• [EXERCISE TASK] Look through the data below and say how many of its lines contain "with", adding nothing else.

• [EXERCISE INPUTS]
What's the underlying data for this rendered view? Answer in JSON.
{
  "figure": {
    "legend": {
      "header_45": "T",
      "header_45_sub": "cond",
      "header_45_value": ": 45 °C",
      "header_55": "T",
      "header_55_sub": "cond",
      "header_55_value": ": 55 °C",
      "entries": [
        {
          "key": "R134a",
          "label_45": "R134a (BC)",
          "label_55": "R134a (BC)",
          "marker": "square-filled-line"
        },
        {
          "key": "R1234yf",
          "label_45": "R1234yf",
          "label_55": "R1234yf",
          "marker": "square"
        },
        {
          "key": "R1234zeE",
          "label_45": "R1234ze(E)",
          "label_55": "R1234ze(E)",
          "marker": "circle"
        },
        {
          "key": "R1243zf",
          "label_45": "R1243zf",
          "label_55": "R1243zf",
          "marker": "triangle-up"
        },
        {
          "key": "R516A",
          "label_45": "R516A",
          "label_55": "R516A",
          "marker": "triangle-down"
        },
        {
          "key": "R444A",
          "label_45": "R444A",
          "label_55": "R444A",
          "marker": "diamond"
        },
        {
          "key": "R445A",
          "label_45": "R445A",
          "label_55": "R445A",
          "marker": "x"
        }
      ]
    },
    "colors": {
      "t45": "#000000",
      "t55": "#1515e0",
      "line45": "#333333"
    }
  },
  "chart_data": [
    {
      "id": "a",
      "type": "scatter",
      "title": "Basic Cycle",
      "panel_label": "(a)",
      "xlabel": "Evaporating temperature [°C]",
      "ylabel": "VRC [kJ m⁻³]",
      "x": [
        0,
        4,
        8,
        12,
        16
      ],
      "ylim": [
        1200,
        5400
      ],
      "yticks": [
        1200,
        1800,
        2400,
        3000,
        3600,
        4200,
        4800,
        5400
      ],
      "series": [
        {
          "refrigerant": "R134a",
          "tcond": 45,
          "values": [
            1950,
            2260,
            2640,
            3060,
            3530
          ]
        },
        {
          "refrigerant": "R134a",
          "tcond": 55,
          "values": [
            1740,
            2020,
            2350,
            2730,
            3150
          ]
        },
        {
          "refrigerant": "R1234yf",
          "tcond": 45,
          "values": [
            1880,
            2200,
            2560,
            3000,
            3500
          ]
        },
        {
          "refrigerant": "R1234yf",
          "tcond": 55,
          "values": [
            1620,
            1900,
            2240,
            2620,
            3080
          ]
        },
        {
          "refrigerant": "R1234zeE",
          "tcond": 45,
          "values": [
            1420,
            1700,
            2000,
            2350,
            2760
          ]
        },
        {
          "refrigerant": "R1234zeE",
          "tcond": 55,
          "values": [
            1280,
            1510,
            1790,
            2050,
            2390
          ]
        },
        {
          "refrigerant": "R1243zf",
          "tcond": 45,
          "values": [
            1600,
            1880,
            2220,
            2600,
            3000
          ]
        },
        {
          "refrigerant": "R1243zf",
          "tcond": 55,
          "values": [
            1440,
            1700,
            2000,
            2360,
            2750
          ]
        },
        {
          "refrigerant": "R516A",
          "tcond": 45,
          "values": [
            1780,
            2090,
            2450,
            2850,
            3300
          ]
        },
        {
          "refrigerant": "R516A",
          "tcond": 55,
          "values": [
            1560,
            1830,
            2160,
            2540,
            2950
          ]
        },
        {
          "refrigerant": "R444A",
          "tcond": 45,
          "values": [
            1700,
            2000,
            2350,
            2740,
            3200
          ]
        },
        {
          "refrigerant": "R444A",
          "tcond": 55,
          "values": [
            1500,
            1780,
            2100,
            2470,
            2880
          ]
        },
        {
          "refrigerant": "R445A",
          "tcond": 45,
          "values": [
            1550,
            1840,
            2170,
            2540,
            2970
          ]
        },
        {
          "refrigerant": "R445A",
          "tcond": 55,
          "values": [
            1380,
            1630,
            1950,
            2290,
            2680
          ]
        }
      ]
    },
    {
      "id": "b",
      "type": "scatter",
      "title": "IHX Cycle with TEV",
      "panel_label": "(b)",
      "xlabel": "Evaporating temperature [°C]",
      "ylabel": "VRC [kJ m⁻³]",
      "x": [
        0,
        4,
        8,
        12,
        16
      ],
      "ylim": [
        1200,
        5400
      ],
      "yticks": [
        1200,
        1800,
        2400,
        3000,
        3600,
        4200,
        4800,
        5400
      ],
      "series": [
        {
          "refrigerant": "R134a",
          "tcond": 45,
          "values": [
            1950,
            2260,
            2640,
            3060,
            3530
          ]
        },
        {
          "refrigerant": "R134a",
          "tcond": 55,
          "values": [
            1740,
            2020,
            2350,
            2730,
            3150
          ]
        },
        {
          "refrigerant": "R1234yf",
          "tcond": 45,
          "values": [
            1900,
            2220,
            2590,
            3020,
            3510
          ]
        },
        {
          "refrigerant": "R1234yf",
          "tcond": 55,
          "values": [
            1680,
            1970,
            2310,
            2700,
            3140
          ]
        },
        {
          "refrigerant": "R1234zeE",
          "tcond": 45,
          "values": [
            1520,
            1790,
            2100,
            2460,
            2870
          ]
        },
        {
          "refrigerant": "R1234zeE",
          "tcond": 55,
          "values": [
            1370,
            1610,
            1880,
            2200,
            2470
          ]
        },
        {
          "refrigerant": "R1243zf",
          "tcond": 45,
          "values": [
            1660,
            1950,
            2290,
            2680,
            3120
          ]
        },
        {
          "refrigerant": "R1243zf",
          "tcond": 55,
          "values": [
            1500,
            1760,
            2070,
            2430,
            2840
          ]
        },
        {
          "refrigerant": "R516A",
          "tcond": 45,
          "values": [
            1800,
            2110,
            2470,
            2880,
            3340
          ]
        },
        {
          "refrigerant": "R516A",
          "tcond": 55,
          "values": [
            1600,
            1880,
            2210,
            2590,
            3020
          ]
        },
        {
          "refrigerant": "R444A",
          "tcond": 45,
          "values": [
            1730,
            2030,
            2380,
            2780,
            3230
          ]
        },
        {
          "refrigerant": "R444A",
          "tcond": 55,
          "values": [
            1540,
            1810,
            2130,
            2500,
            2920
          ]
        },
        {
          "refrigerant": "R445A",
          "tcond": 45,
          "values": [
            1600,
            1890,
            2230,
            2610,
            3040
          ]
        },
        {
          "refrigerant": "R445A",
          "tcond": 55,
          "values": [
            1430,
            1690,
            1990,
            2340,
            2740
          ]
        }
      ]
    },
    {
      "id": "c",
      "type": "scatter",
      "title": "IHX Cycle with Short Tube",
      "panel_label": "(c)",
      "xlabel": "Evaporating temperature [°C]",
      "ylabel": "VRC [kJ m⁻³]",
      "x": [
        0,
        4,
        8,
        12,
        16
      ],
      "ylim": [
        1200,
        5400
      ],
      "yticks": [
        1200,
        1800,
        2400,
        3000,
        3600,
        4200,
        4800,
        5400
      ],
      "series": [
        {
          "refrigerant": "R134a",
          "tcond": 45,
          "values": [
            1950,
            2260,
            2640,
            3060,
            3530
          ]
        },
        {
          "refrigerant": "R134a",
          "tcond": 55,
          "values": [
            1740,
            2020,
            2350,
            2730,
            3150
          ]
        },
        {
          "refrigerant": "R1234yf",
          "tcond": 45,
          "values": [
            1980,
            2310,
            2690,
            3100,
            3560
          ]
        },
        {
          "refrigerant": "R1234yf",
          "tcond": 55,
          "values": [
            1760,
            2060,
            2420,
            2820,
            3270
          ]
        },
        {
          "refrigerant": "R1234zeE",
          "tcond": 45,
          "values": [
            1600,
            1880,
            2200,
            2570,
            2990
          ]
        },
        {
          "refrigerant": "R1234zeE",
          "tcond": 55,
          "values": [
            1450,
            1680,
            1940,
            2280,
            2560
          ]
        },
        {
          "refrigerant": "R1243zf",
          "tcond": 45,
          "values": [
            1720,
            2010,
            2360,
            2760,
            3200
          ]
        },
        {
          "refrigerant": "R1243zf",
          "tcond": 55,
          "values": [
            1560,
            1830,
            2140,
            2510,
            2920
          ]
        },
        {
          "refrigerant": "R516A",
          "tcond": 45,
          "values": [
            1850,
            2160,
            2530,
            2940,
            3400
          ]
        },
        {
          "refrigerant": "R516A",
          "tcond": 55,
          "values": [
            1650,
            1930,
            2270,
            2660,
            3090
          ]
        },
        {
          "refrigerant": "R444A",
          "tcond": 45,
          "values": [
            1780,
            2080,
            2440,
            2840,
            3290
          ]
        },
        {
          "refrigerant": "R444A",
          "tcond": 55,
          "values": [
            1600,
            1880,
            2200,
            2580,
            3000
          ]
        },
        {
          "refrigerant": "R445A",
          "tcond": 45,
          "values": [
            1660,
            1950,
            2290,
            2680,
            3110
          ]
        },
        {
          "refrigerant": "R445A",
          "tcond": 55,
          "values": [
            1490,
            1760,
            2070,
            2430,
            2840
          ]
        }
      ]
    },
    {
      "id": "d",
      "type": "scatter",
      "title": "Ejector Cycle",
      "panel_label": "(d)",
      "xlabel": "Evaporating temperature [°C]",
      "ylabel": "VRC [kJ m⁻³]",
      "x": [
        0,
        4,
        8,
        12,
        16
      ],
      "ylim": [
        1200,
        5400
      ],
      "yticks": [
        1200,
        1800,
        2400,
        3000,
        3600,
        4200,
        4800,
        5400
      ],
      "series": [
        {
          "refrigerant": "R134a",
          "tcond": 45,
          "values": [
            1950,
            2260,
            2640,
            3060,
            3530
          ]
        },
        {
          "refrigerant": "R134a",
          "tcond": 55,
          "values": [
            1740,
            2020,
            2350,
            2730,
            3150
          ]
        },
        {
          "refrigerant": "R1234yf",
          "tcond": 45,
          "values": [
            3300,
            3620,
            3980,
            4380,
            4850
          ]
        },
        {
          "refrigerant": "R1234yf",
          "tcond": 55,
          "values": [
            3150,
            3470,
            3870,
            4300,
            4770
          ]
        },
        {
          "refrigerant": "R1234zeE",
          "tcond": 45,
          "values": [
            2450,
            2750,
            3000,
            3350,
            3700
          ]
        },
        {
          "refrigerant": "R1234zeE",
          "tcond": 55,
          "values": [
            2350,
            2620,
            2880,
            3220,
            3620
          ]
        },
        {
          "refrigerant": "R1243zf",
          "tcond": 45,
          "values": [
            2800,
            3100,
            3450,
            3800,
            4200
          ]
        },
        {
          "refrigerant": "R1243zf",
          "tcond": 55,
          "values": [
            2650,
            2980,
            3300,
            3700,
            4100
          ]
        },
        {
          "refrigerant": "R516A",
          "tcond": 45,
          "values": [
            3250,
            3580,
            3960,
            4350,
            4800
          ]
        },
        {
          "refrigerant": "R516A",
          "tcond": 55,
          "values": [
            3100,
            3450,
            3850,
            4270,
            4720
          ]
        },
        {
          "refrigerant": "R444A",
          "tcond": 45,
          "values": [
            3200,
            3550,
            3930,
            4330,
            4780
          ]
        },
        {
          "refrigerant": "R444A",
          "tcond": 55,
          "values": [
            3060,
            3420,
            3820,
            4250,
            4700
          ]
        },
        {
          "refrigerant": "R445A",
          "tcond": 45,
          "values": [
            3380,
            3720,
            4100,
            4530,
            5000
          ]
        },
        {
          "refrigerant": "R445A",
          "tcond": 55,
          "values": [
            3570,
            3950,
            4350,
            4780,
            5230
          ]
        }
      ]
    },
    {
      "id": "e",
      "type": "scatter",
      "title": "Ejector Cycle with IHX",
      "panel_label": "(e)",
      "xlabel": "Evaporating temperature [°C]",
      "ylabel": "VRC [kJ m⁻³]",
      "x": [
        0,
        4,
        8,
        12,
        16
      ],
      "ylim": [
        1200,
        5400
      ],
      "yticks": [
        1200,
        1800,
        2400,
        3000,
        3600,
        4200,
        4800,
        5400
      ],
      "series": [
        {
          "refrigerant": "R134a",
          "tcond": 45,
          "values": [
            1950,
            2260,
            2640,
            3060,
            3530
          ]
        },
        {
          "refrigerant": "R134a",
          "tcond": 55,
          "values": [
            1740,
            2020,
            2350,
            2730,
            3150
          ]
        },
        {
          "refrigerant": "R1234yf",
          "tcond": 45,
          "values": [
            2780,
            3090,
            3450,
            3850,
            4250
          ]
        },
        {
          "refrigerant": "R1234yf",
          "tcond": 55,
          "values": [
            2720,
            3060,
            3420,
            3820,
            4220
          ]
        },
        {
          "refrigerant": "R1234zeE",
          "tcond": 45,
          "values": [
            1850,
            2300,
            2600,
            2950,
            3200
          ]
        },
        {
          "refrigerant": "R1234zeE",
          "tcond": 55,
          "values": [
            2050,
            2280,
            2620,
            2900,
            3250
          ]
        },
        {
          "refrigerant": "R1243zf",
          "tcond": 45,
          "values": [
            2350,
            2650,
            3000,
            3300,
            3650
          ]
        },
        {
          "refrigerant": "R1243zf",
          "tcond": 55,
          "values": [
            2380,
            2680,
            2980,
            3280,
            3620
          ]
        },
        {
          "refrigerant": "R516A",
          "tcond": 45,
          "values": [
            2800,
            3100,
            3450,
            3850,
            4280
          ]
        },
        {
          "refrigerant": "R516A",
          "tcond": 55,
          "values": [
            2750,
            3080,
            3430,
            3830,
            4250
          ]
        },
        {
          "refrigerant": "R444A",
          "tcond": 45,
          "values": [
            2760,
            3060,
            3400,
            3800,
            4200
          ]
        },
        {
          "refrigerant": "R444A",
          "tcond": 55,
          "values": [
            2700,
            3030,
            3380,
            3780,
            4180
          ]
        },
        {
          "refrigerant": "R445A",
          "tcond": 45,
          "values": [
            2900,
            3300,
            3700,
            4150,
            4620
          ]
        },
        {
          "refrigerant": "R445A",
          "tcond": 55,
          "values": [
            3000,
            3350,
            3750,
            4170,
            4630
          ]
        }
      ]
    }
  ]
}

• [SOLUTION BELOW] 3